• [EXERCISE MATERIALS]

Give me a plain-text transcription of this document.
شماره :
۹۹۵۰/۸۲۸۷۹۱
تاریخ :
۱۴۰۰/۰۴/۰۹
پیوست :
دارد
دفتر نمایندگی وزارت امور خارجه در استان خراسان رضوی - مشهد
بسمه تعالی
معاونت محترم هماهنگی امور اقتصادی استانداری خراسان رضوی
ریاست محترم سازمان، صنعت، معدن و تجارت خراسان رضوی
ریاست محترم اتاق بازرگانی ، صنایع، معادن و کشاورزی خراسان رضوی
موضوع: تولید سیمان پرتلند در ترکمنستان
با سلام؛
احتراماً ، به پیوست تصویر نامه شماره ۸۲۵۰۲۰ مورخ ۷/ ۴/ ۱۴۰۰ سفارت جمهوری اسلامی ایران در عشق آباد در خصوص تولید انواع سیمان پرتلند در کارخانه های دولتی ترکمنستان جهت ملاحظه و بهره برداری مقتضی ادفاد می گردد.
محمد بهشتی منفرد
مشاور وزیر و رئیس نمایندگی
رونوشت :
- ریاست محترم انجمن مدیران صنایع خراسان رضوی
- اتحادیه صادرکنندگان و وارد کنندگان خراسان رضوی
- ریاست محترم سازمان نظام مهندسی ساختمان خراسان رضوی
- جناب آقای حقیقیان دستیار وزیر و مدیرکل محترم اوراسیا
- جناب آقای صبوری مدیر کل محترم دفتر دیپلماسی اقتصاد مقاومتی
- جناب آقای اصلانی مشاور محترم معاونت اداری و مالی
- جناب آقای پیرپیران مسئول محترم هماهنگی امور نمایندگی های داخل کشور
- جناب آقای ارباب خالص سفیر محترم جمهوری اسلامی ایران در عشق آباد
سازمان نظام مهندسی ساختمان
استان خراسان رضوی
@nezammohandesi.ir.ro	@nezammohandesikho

• [EXERCISE REQUIREMENTS] Retype the listing exactly, in full.

• [FINAL RESULT]
Give me a plain-text transcription of this document.
شماره :
۹۹۵۰/۸۲۸۷۹۱
تاریخ :
۱۴۰۰/۰۴/۰۹
پیوست :
دارد
دفتر نمایندگی وزارت امور خارجه در استان خراسان رضوی - مشهد
بسمه تعالی
معاونت محترم هماهنگی امور اقتصادی استانداری خراسان رضوی
ریاست محترم سازمان، صنعت، معدن و تجارت خراسان رضوی
ریاست محترم اتاق بازرگانی ، صنایع، معادن و کشاورزی خراسان رضوی
موضوع: تولید سیمان پرتلند در ترکمنستان
با سلام؛
احتراماً ، به پیوست تصویر نامه شماره ۸۲۵۰۲۰ مورخ ۷/ ۴/ ۱۴۰۰ سفارت جمهوری اسلامی ایران در عشق آباد در خصوص تولید انواع سیمان پرتلند در کارخانه های دولتی ترکمنستان جهت ملاحظه و بهره برداری مقتضی ادفاد می گردد.
محمد بهشتی منفرد
مشاور وزیر و رئیس نمایندگی
رونوشت :
- ریاست محترم انجمن مدیران صنایع خراسان رضوی
- اتحادیه صادرکنندگان و وارد کنندگان خراسان رضوی
- ریاست محترم سازمان نظام مهندسی ساختمان خراسان رضوی
- جناب آقای حقیقیان دستیار وزیر و مدیرکل محترم اوراسیا
- جناب آقای صبوری مدیر کل محترم دفتر دیپلماسی اقتصاد مقاومتی
- جناب آقای اصلانی مشاور محترم معاونت اداری و مالی
- جناب آقای پیرپیران مسئول محترم هماهنگی امور نمایندگی های داخل کشور
- جناب آقای ارباب خالص سفیر محترم جمهوری اسلامی ایران در عشق آباد
سازمان نظام مهندسی ساختمان
استان خراسان رضوی
@nezammohandesi.ir.ro	@nezammohandesikho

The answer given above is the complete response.